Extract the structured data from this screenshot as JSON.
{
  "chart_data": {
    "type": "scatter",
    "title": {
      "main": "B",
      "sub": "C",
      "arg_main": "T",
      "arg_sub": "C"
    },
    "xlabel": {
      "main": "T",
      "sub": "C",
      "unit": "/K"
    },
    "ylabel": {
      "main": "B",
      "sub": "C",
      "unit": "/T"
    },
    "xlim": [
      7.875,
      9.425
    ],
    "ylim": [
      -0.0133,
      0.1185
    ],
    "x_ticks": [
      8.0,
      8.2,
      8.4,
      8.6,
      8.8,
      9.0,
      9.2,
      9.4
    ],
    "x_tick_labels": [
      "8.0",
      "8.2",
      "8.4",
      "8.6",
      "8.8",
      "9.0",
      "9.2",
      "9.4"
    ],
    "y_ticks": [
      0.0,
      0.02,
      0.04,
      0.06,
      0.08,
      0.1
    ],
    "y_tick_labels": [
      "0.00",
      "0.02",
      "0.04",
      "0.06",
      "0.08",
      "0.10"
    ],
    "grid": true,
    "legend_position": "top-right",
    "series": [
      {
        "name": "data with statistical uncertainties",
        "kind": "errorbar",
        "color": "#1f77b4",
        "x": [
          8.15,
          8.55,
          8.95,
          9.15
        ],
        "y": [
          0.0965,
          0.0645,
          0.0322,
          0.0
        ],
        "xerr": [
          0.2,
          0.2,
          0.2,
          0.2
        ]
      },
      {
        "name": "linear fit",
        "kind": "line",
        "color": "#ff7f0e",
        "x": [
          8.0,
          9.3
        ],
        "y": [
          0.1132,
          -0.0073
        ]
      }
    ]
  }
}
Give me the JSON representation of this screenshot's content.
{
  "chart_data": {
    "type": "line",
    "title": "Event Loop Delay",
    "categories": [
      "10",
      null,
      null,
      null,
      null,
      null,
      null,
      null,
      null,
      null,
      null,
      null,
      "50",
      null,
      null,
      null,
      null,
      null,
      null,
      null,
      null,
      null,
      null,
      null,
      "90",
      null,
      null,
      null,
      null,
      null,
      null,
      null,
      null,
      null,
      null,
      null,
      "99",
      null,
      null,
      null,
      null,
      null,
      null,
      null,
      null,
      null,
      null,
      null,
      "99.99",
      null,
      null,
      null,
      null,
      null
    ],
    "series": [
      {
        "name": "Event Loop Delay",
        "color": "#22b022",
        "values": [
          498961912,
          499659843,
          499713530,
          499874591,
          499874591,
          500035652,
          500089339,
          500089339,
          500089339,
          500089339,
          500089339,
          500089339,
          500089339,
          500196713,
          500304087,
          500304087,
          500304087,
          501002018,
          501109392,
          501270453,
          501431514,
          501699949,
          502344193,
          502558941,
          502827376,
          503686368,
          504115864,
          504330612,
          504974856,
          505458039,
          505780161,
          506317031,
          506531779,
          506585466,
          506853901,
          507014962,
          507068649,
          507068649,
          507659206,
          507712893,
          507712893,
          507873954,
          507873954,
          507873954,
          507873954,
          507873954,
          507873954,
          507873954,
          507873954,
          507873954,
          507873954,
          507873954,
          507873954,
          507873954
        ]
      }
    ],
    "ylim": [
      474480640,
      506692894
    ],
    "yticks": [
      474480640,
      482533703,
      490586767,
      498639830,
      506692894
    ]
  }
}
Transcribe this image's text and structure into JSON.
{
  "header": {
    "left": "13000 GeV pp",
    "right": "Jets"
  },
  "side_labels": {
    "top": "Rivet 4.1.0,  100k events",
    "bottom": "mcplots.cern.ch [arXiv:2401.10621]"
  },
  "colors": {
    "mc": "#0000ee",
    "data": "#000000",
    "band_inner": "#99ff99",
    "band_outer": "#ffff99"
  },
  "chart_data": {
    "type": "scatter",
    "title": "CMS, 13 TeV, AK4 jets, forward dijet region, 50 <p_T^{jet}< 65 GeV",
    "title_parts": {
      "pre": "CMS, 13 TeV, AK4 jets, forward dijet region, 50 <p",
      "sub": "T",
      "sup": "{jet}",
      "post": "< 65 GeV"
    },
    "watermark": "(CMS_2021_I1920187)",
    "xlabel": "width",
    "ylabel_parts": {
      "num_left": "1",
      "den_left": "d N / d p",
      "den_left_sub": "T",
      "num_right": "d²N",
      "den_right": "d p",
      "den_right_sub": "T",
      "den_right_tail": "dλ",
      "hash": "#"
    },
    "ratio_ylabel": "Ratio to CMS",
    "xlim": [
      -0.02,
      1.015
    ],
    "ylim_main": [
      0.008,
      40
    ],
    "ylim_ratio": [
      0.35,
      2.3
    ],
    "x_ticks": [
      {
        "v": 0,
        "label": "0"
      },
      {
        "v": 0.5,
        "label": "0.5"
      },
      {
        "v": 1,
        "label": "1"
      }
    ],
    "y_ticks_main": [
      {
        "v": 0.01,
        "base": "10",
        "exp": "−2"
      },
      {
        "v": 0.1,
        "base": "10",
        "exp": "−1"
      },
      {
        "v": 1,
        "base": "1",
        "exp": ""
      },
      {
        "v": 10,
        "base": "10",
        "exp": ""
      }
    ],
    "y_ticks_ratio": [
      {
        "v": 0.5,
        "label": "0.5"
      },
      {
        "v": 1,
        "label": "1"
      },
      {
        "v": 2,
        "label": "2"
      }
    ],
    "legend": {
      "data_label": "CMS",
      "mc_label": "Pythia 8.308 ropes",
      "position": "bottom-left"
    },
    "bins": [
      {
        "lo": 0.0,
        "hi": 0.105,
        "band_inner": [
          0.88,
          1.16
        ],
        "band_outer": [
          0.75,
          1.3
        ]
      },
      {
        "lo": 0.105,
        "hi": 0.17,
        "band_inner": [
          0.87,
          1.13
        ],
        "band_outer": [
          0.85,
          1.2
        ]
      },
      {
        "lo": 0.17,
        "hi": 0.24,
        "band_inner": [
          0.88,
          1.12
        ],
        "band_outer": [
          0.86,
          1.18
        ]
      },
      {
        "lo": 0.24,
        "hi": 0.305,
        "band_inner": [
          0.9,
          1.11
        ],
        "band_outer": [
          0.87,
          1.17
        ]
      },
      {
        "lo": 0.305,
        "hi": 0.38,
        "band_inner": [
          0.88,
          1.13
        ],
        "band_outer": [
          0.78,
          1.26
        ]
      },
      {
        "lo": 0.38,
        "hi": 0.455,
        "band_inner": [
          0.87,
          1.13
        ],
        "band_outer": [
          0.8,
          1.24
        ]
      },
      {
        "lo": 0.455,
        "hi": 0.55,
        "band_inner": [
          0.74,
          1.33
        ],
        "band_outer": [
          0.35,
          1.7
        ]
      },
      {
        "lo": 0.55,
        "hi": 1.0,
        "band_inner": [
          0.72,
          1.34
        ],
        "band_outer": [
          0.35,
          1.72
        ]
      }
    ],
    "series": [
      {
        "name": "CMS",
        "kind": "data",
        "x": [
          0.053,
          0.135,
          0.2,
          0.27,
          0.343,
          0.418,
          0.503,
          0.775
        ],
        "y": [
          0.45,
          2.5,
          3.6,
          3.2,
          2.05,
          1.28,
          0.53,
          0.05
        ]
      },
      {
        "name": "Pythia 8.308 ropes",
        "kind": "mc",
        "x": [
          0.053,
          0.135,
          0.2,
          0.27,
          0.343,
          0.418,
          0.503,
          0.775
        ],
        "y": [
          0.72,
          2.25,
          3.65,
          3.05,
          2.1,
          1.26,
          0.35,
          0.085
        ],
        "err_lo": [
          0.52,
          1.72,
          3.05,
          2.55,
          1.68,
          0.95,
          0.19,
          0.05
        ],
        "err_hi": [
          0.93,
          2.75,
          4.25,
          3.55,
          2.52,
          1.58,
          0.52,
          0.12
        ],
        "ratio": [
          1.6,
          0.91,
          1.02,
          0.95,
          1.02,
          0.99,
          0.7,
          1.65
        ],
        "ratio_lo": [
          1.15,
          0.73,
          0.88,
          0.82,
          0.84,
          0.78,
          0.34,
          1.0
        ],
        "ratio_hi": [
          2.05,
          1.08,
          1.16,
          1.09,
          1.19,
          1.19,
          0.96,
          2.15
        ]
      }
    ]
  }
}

- **Task**
Find each line holding "Pythia". Copy it out.

- **Result of this task**
      "mc_label": "Pythia 8.308 ropes",
        "name": "Pythia 8.308 ropes",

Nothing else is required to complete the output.